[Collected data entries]
Start

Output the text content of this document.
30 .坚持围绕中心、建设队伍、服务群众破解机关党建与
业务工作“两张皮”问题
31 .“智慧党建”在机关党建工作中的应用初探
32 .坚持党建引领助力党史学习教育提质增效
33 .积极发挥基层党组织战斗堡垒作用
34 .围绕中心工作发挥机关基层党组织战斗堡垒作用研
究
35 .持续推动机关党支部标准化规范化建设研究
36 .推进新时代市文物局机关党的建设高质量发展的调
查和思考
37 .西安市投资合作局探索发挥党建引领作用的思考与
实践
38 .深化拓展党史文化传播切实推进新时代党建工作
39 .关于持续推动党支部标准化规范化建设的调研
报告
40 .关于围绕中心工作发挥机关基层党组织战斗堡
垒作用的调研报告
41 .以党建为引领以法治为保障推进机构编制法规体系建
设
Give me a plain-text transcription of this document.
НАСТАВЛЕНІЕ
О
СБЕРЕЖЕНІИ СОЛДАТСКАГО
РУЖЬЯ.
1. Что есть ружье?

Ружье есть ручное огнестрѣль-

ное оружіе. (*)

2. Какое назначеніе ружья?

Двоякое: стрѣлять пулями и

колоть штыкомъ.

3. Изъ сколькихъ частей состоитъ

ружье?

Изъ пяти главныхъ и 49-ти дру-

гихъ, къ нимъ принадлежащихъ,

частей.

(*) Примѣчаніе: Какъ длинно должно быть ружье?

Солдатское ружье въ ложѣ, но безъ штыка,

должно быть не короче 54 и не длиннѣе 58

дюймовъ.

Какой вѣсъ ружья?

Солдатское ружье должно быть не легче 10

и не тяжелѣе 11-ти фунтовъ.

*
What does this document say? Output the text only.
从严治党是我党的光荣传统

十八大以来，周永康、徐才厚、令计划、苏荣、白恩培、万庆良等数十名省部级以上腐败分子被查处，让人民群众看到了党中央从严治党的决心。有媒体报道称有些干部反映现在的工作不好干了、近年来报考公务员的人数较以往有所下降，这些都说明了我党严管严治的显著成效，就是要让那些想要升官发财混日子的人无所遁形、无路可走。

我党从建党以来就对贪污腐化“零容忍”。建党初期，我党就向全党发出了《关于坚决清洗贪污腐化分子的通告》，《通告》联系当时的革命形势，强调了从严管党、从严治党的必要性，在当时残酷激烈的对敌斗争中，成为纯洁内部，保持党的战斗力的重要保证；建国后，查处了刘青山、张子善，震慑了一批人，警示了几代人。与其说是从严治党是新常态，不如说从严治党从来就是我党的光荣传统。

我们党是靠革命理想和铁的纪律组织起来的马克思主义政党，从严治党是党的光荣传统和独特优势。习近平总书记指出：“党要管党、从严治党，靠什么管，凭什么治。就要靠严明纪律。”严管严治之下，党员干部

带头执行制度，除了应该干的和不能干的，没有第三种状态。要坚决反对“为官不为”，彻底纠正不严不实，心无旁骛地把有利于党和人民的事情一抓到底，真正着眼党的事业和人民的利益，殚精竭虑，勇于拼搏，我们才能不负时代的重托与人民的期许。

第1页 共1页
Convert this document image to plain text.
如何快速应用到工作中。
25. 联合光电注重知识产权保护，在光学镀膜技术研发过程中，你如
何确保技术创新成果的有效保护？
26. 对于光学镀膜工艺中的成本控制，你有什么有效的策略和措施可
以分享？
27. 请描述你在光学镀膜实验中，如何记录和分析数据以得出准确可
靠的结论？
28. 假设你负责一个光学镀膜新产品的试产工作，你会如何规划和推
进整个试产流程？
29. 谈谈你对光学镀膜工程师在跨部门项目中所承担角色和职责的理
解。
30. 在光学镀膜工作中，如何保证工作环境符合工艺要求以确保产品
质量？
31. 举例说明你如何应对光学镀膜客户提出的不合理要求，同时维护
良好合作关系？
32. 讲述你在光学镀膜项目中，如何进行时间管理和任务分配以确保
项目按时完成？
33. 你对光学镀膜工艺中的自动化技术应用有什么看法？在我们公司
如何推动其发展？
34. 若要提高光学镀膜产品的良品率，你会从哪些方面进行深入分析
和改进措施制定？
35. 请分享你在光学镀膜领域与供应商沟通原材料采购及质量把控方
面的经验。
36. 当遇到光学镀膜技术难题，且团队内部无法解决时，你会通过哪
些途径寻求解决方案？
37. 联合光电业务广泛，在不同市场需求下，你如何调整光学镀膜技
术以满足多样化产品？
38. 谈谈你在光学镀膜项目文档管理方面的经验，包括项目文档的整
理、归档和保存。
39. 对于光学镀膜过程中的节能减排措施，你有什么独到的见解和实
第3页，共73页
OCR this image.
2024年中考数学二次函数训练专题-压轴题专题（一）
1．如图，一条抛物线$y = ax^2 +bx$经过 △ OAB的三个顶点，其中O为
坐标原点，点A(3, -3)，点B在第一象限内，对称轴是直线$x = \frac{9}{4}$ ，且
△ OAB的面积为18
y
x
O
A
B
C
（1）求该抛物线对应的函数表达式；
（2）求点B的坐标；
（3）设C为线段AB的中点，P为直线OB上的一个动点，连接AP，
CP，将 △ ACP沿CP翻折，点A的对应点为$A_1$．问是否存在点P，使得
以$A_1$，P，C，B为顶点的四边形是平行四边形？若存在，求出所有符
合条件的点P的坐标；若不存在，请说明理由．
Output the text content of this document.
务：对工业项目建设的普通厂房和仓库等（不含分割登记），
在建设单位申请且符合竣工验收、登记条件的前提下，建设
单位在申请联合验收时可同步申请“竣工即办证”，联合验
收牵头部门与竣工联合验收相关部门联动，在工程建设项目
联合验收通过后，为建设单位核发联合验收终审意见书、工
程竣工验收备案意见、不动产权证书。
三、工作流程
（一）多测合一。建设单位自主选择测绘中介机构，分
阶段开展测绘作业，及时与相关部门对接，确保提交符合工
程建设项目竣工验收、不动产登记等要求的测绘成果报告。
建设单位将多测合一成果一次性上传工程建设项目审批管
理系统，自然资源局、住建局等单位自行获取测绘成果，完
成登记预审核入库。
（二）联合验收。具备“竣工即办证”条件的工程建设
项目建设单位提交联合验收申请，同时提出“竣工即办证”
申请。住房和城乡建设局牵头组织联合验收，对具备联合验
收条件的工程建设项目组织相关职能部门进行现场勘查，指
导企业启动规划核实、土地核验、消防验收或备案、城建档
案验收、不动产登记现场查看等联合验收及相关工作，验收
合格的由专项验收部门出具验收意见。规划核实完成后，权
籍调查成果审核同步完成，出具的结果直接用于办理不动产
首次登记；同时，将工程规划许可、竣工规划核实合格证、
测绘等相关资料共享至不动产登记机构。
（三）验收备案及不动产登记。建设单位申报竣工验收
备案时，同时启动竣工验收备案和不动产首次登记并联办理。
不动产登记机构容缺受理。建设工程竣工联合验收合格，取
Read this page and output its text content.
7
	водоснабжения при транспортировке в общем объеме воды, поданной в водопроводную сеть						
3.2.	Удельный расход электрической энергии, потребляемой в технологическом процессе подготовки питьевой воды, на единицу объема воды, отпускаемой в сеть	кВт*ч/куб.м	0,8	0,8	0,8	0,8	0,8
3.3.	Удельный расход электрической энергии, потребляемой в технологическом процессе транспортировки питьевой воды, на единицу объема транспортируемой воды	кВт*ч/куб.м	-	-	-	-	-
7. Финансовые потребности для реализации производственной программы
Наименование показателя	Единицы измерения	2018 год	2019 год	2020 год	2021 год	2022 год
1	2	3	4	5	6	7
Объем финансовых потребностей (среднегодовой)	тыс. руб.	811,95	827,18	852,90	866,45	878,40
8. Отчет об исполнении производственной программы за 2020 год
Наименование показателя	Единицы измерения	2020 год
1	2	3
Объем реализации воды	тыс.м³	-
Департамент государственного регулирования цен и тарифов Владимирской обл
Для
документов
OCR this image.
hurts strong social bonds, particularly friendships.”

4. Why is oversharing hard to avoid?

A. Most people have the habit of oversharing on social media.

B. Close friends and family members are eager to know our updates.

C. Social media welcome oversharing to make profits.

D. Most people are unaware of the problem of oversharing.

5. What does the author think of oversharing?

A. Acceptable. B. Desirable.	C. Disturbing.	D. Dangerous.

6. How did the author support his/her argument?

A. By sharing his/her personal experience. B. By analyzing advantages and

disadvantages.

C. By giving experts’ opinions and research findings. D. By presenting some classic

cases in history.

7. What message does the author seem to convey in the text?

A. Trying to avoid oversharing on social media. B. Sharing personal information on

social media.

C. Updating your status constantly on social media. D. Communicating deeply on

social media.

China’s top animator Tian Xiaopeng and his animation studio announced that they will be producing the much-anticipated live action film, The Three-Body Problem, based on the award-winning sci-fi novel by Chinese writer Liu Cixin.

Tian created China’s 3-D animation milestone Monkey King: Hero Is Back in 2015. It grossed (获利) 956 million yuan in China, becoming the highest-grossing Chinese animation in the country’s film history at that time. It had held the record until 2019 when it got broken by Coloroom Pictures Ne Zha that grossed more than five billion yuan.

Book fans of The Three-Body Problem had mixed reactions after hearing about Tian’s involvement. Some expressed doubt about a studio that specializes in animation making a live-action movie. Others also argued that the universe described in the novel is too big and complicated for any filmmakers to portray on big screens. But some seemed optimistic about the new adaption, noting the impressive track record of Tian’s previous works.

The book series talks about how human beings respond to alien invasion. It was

End

Required work. Filter the listing above by the word "does"; copy each line that passes.

Right answer.
What does this document say? Output the text only.
5. What does the author think of oversharing?
7. What message does the author seem to convey in the text?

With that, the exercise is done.